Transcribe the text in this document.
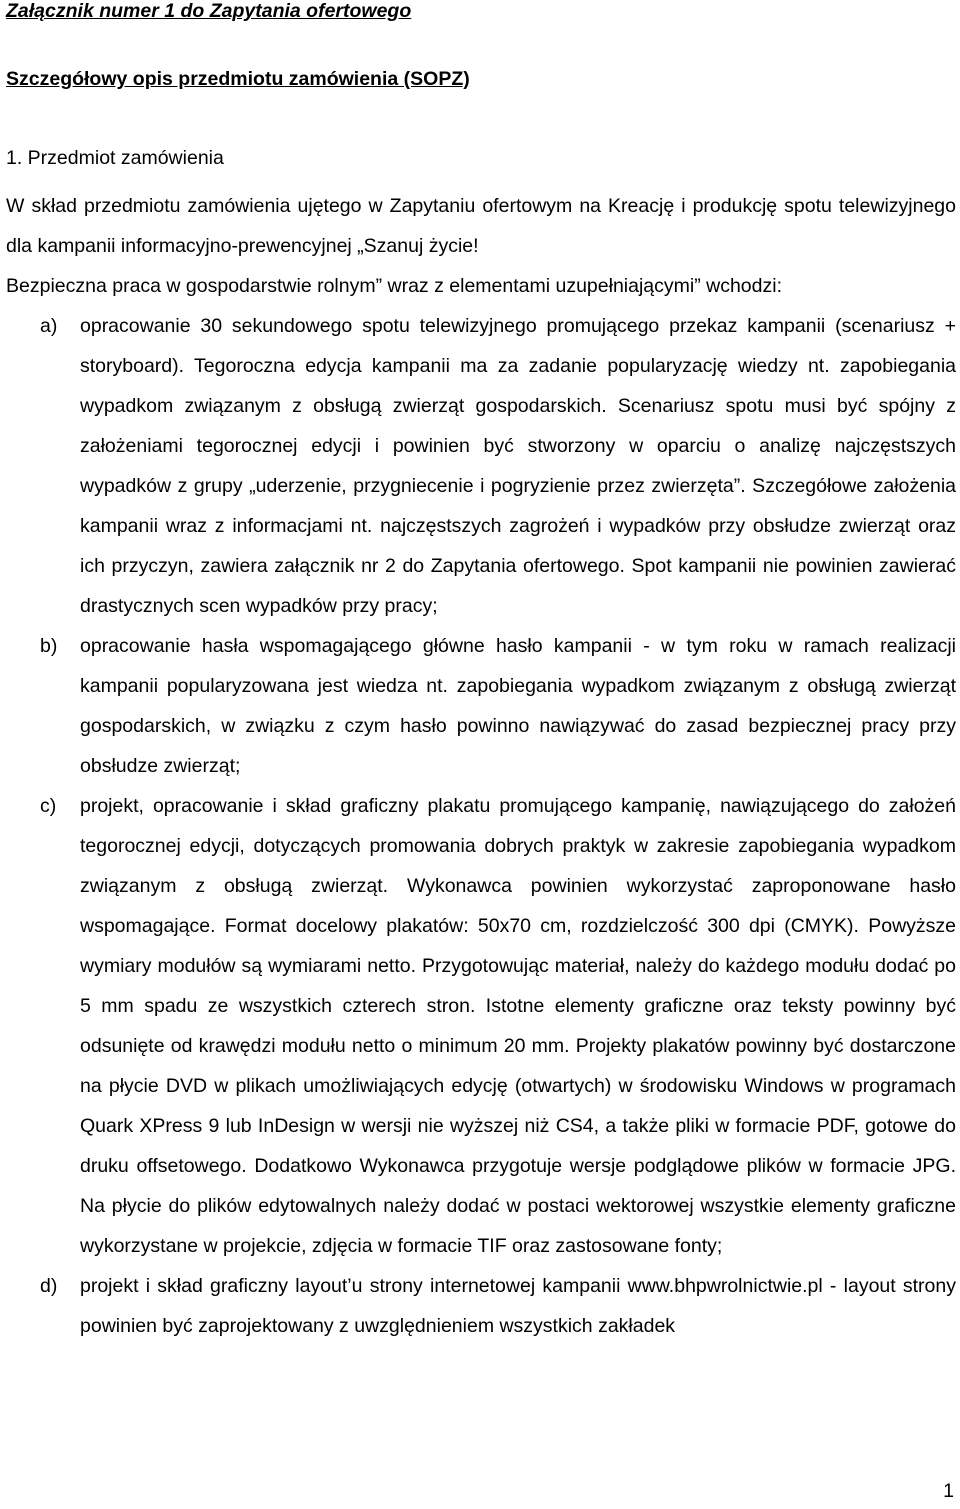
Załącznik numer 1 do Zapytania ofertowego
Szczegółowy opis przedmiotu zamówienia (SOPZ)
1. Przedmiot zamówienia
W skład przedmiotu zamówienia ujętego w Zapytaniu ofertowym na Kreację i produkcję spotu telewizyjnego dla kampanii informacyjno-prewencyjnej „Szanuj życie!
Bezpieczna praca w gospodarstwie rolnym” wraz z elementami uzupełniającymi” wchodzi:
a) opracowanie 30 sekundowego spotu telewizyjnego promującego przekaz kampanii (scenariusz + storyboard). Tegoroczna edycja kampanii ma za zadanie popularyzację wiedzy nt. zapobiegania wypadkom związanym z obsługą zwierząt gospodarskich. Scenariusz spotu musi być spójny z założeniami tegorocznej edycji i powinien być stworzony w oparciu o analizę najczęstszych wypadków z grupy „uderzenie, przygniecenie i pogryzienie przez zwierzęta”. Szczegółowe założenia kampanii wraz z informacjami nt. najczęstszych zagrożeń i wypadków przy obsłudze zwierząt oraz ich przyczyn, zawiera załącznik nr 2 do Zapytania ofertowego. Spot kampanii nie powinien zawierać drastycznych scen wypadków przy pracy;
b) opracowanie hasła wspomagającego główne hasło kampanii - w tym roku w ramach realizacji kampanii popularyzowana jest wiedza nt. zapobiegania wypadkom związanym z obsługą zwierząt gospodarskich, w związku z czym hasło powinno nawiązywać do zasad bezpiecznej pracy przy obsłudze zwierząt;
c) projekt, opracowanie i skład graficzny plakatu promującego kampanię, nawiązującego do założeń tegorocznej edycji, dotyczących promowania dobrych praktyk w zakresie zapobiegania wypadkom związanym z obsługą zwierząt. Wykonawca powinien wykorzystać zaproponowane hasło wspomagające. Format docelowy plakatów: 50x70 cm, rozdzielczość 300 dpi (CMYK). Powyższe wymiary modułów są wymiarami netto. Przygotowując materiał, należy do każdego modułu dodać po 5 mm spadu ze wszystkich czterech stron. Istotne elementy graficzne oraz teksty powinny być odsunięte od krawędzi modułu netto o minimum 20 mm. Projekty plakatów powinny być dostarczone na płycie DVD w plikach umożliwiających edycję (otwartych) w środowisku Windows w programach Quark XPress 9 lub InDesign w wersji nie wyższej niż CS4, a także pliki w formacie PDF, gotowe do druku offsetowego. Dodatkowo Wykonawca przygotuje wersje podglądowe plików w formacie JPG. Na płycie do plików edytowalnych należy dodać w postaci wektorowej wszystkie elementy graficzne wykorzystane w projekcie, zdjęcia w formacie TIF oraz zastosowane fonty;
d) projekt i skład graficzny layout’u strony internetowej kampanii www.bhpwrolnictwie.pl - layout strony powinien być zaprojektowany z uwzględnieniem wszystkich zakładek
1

****************************************

Reproduce each record from above exactly; pictures do not belong in the copy.

_Answer to this problem_:
Transcribe the text in this document.
Załącznik numer 1 do Zapytania ofertowego
Szczegółowy opis przedmiotu zamówienia (SOPZ)
1. Przedmiot zamówienia
W skład przedmiotu zamówienia ujętego w Zapytaniu ofertowym na Kreację i produkcję spotu telewizyjnego dla kampanii informacyjno-prewencyjnej „Szanuj życie!
Bezpieczna praca w gospodarstwie rolnym” wraz z elementami uzupełniającymi” wchodzi:
a) opracowanie 30 sekundowego spotu telewizyjnego promującego przekaz kampanii (scenariusz + storyboard). Tegoroczna edycja kampanii ma za zadanie popularyzację wiedzy nt. zapobiegania wypadkom związanym z obsługą zwierząt gospodarskich. Scenariusz spotu musi być spójny z założeniami tegorocznej edycji i powinien być stworzony w oparciu o analizę najczęstszych wypadków z grupy „uderzenie, przygniecenie i pogryzienie przez zwierzęta”. Szczegółowe założenia kampanii wraz z informacjami nt. najczęstszych zagrożeń i wypadków przy obsłudze zwierząt oraz ich przyczyn, zawiera załącznik nr 2 do Zapytania ofertowego. Spot kampanii nie powinien zawierać drastycznych scen wypadków przy pracy;
b) opracowanie hasła wspomagającego główne hasło kampanii - w tym roku w ramach realizacji kampanii popularyzowana jest wiedza nt. zapobiegania wypadkom związanym z obsługą zwierząt gospodarskich, w związku z czym hasło powinno nawiązywać do zasad bezpiecznej pracy przy obsłudze zwierząt;
c) projekt, opracowanie i skład graficzny plakatu promującego kampanię, nawiązującego do założeń tegorocznej edycji, dotyczących promowania dobrych praktyk w zakresie zapobiegania wypadkom związanym z obsługą zwierząt. Wykonawca powinien wykorzystać zaproponowane hasło wspomagające. Format docelowy plakatów: 50x70 cm, rozdzielczość 300 dpi (CMYK). Powyższe wymiary modułów są wymiarami netto. Przygotowując materiał, należy do każdego modułu dodać po 5 mm spadu ze wszystkich czterech stron. Istotne elementy graficzne oraz teksty powinny być odsunięte od krawędzi modułu netto o minimum 20 mm. Projekty plakatów powinny być dostarczone na płycie DVD w plikach umożliwiających edycję (otwartych) w środowisku Windows w programach Quark XPress 9 lub InDesign w wersji nie wyższej niż CS4, a także pliki w formacie PDF, gotowe do druku offsetowego. Dodatkowo Wykonawca przygotuje wersje podglądowe plików w formacie JPG. Na płycie do plików edytowalnych należy dodać w postaci wektorowej wszystkie elementy graficzne wykorzystane w projekcie, zdjęcia w formacie TIF oraz zastosowane fonty;
d) projekt i skład graficzny layout’u strony internetowej kampanii www.bhpwrolnictwie.pl - layout strony powinien być zaprojektowany z uwzględnieniem wszystkich zakładek
1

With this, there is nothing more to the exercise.